--- Begin ---

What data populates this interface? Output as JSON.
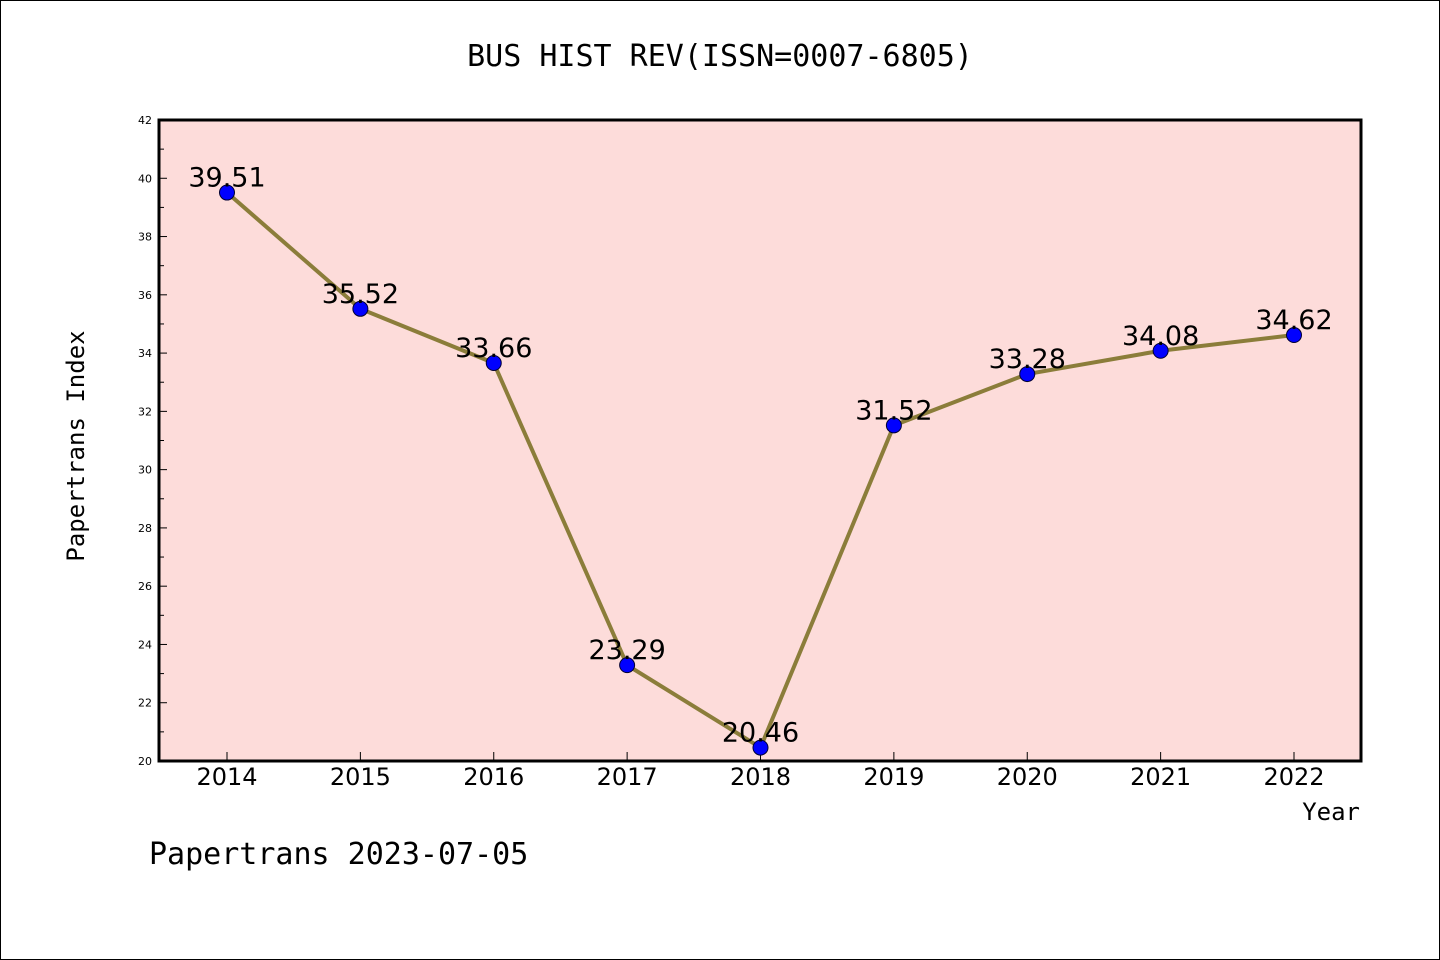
{
  "chart_data": {
    "type": "line",
    "title": "BUS HIST REV(ISSN=0007-6805)",
    "xlabel": "Year",
    "ylabel": "Papertrans Index",
    "footer": "Papertrans 2023-07-05",
    "categories": [
      "2014",
      "2015",
      "2016",
      "2017",
      "2018",
      "2019",
      "2020",
      "2021",
      "2022"
    ],
    "values": [
      39.51,
      35.52,
      33.66,
      23.29,
      20.46,
      31.52,
      33.28,
      34.08,
      34.62
    ],
    "data_labels": [
      "39.51",
      "35.52",
      "33.66",
      "23.29",
      "20.46",
      "31.52",
      "33.28",
      "34.08",
      "34.62"
    ],
    "ylim": [
      20,
      42
    ],
    "yticks": [
      20,
      22,
      24,
      26,
      28,
      30,
      32,
      34,
      36,
      38,
      40,
      42
    ],
    "grid": false,
    "legend": "none",
    "colors": {
      "plot_background": "#fddcda",
      "line": "#8b7d3a",
      "marker": "#0000ff",
      "axis": "#000000"
    }
  }
}
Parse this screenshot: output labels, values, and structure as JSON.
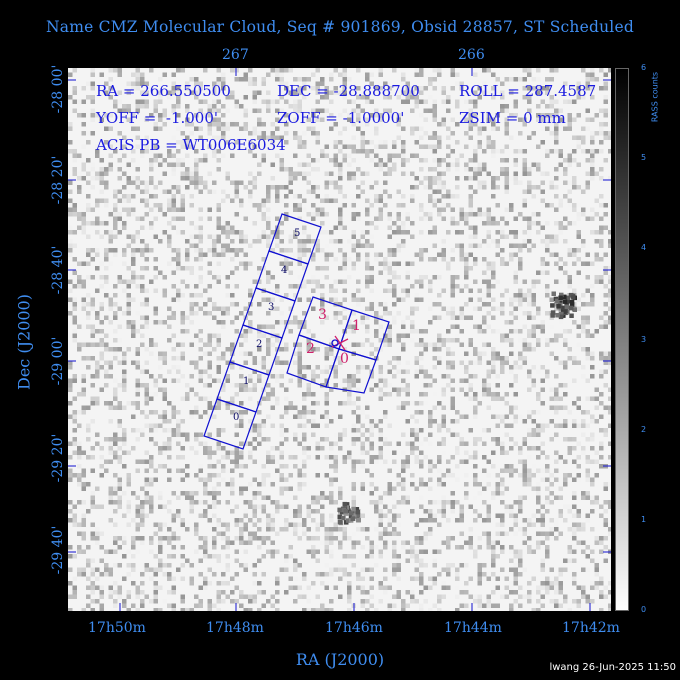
{
  "title": "Name CMZ Molecular Cloud, Seq # 901869, Obsid 28857, ST Scheduled",
  "top_ticks": [
    "267",
    "266"
  ],
  "bottom_ticks": [
    "17h50m",
    "17h48m",
    "17h46m",
    "17h44m",
    "17h42m"
  ],
  "left_ticks": [
    "-28 00'",
    "-28 20'",
    "-28 40'",
    "-29 00'",
    "-29 20'",
    "-29 40'"
  ],
  "xlabel": "RA (J2000)",
  "ylabel": "Dec (J2000)",
  "info": {
    "ra": "RA = 266.550500",
    "dec": "DEC = -28.888700",
    "roll": "ROLL = 287.4587",
    "yoff": "YOFF =  -1.000'",
    "zoff": "ZOFF = -1.0000'",
    "zsim": "ZSIM = 0 mm",
    "acis": "ACIS PB = WT006E6034"
  },
  "colorbar": {
    "label": "RASS counts",
    "ticks": [
      "0",
      "1",
      "2",
      "3",
      "4",
      "5",
      "6"
    ],
    "min": 0,
    "max": 6
  },
  "chips": {
    "s_array_labels": [
      "5",
      "4",
      "3",
      "2",
      "1",
      "0"
    ],
    "i_array_labels": [
      "3",
      "1",
      "2",
      "0"
    ]
  },
  "colors": {
    "axis_text": "#3f8df0",
    "info_text": "#1a1ae0",
    "chip_outline": "#1010d0",
    "i_array_labels": "#d0206b"
  },
  "footer": "lwang 26-Jun-2025 11:50"
}
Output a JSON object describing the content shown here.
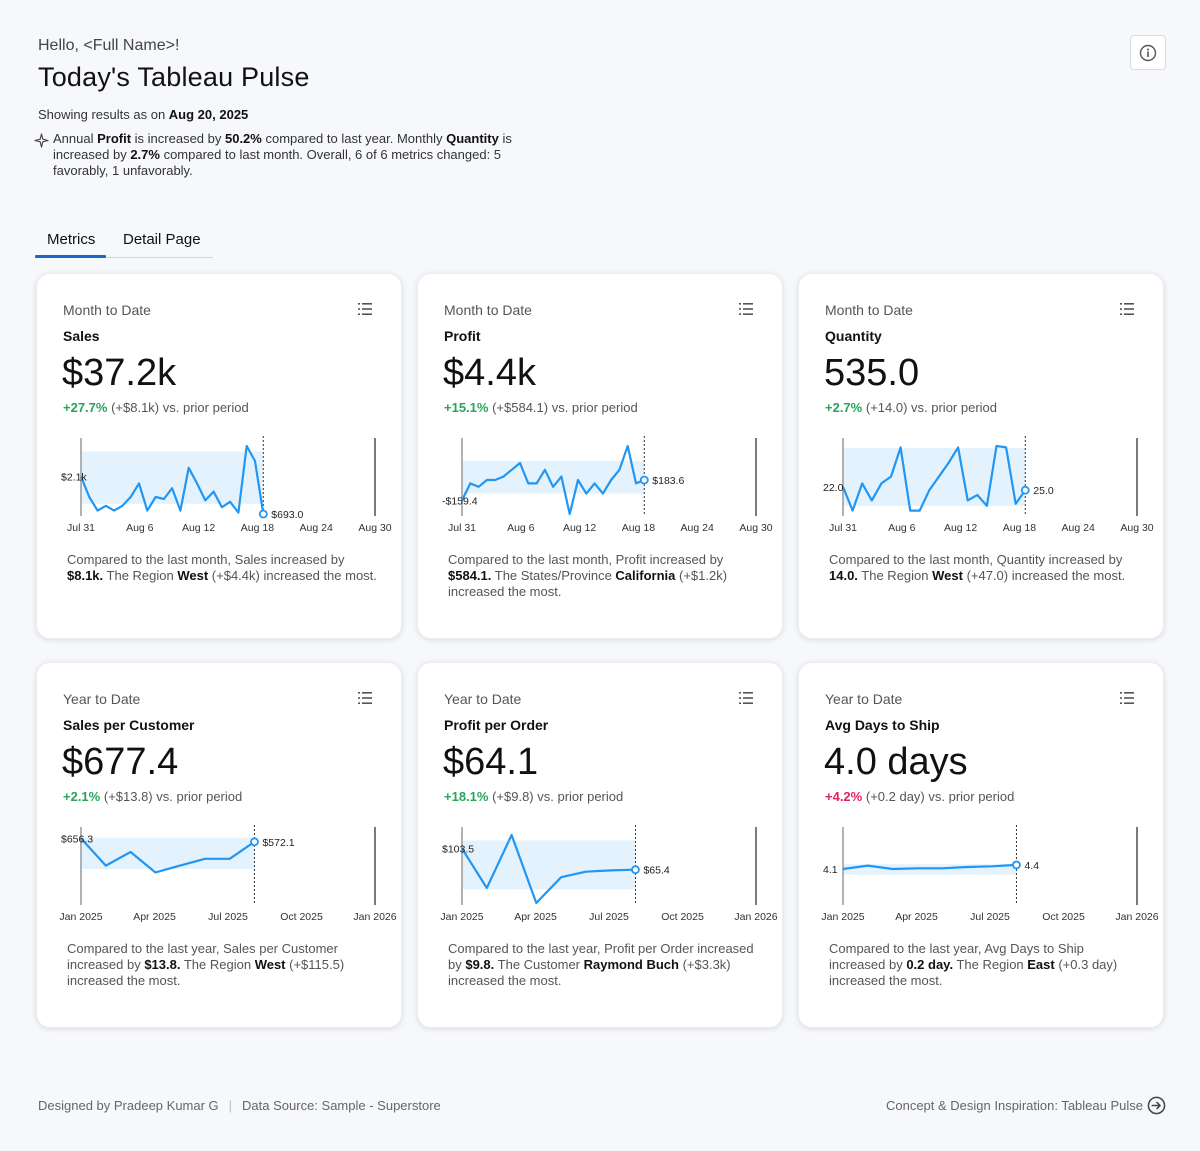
{
  "header": {
    "greeting": "Hello, <Full Name>!",
    "title": "Today's Tableau Pulse",
    "asof_prefix": "Showing results as on ",
    "asof_date": "Aug 20, 2025",
    "summary": {
      "s1": "Annual ",
      "b1": "Profit",
      "s2": " is increased by ",
      "b2": "50.2%",
      "s3": " compared to last year. Monthly ",
      "b3": "Quantity",
      "s4": " is increased by ",
      "b4": "2.7%",
      "s5": " compared to last month. Overall, 6 of 6 metrics changed: 5 favorably, 1 unfavorably."
    }
  },
  "tabs": [
    {
      "label": "Metrics"
    },
    {
      "label": "Detail Page"
    }
  ],
  "cards": [
    {
      "period": "Month to Date",
      "metric": "Sales",
      "value": "$37.2k",
      "pct": "+27.7%",
      "pct_status": "pos",
      "delta": "(+$8.1k) vs. prior period",
      "desc": {
        "s1": "Compared to the last month, Sales increased by ",
        "b1": "$8.1k.",
        "s2": " The Region ",
        "b2": "West",
        "s3": " (+$4.4k) increased the most."
      },
      "chart": {
        "axis_labels": [
          "Jul 31",
          "Aug 6",
          "Aug 12",
          "Aug 18",
          "Aug 24",
          "Aug 30"
        ],
        "start_label": "$2.1k",
        "end_label": "$693.0",
        "series": [
          0.55,
          0.25,
          0.05,
          0.12,
          0.05,
          0.12,
          0.25,
          0.45,
          0.05,
          0.25,
          0.22,
          0.38,
          0.05,
          0.68,
          0.45,
          0.2,
          0.33,
          0.1,
          0.18,
          0.02,
          1.0,
          0.78,
          0.0
        ],
        "band": [
          0.15,
          0.92
        ],
        "start_level": 0.55,
        "end_level": 0.0,
        "end_fraction": 0.62
      }
    },
    {
      "period": "Month to Date",
      "metric": "Profit",
      "value": "$4.4k",
      "pct": "+15.1%",
      "pct_status": "pos",
      "delta": "(+$584.1) vs. prior period",
      "desc": {
        "s1": "Compared to the last month, Profit increased by ",
        "b1": "$584.1.",
        "s2": " The States/Province ",
        "b2": "California",
        "s3": " (+$1.2k) increased the most."
      },
      "chart": {
        "axis_labels": [
          "Jul 31",
          "Aug 6",
          "Aug 12",
          "Aug 18",
          "Aug 24",
          "Aug 30"
        ],
        "start_label": "-$159.4",
        "end_label": "$183.6",
        "series": [
          0.2,
          0.45,
          0.4,
          0.5,
          0.5,
          0.55,
          0.65,
          0.75,
          0.45,
          0.45,
          0.65,
          0.4,
          0.55,
          0.0,
          0.5,
          0.3,
          0.45,
          0.3,
          0.5,
          0.65,
          1.0,
          0.45,
          0.5
        ],
        "band": [
          0.3,
          0.78
        ],
        "start_level": 0.2,
        "end_level": 0.5,
        "end_fraction": 0.62
      }
    },
    {
      "period": "Month to Date",
      "metric": "Quantity",
      "value": "535.0",
      "pct": "+2.7%",
      "pct_status": "pos",
      "delta": "(+14.0) vs. prior period",
      "desc": {
        "s1": "Compared to the last month, Quantity increased by ",
        "b1": "14.0.",
        "s2": " The Region ",
        "b2": "West",
        "s3": " (+47.0) increased the most."
      },
      "chart": {
        "axis_labels": [
          "Jul 31",
          "Aug 6",
          "Aug 12",
          "Aug 18",
          "Aug 24",
          "Aug 30"
        ],
        "start_label": "22.0",
        "end_label": "25.0",
        "series": [
          0.4,
          0.05,
          0.45,
          0.2,
          0.45,
          0.55,
          0.98,
          0.05,
          0.05,
          0.35,
          0.55,
          0.75,
          0.98,
          0.2,
          0.28,
          0.12,
          1.0,
          0.98,
          0.15,
          0.35
        ],
        "band": [
          0.12,
          0.97
        ],
        "start_level": 0.4,
        "end_level": 0.35,
        "end_fraction": 0.62
      }
    },
    {
      "period": "Year to Date",
      "metric": "Sales per Customer",
      "value": "$677.4",
      "pct": "+2.1%",
      "pct_status": "pos",
      "delta": "(+$13.8) vs. prior period",
      "desc": {
        "s1": "Compared to the last year, Sales per Customer increased by ",
        "b1": "$13.8.",
        "s2": " The Region ",
        "b2": "West",
        "s3": " (+$115.5) increased the most."
      },
      "chart": {
        "axis_labels": [
          "Jan 2025",
          "Apr 2025",
          "Jul 2025",
          "Oct 2025",
          "Jan 2026"
        ],
        "start_label": "$656.3",
        "end_label": "$572.1",
        "series": [
          0.95,
          0.55,
          0.75,
          0.45,
          0.55,
          0.65,
          0.65,
          0.9
        ],
        "band": [
          0.5,
          0.96
        ],
        "start_level": 0.95,
        "end_level": 0.9,
        "end_fraction": 0.59
      }
    },
    {
      "period": "Year to Date",
      "metric": "Profit per Order",
      "value": "$64.1",
      "pct": "+18.1%",
      "pct_status": "pos",
      "delta": "(+$9.8) vs. prior period",
      "desc": {
        "s1": "Compared to the last year, Profit per Order increased by ",
        "b1": "$9.8.",
        "s2": " The Customer ",
        "b2": "Raymond Buch",
        "s3": " (+$3.3k) increased the most."
      },
      "chart": {
        "axis_labels": [
          "Jan 2025",
          "Apr 2025",
          "Jul 2025",
          "Oct 2025",
          "Jan 2026"
        ],
        "start_label": "$103.5",
        "end_label": "$65.4",
        "series": [
          0.8,
          0.22,
          1.0,
          0.0,
          0.38,
          0.46,
          0.48,
          0.49
        ],
        "band": [
          0.2,
          0.92
        ],
        "start_level": 0.8,
        "end_level": 0.49,
        "end_fraction": 0.59
      }
    },
    {
      "period": "Year to Date",
      "metric": "Avg Days to Ship",
      "value": "4.0 days",
      "pct": "+4.2%",
      "pct_status": "neg",
      "delta": "(+0.2 day) vs. prior period",
      "desc": {
        "s1": "Compared to the last year, Avg Days to Ship increased by ",
        "b1": "0.2 day.",
        "s2": " The Region ",
        "b2": "East",
        "s3": " (+0.3 day) increased the most."
      },
      "chart": {
        "axis_labels": [
          "Jan 2025",
          "Apr 2025",
          "Jul 2025",
          "Oct 2025",
          "Jan 2026"
        ],
        "start_label": "4.1",
        "end_label": "4.4",
        "series": [
          0.5,
          0.55,
          0.5,
          0.51,
          0.51,
          0.53,
          0.54,
          0.56
        ],
        "band": [
          0.42,
          0.57
        ],
        "start_level": 0.5,
        "end_level": 0.56,
        "end_fraction": 0.59
      }
    }
  ],
  "footer": {
    "designed_by": "Designed by Pradeep Kumar G",
    "separator": "|",
    "data_source": "Data Source: Sample - Superstore",
    "inspiration": "Concept & Design Inspiration: Tableau Pulse"
  },
  "colors": {
    "accent": "#1a66c9",
    "line": "#2196f3",
    "band": "#e3f2fd",
    "positive": "#2aa35b",
    "negative": "#e0245e"
  }
}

--- End ---

_CHALLENGE_.
Go through the preceding material and copy each line that has the word "this".

_OUTPUT OF THE TASK_.
What data populates this interface? Output as JSON.
Parse this screenshot: output labels, values, and structure as JSON.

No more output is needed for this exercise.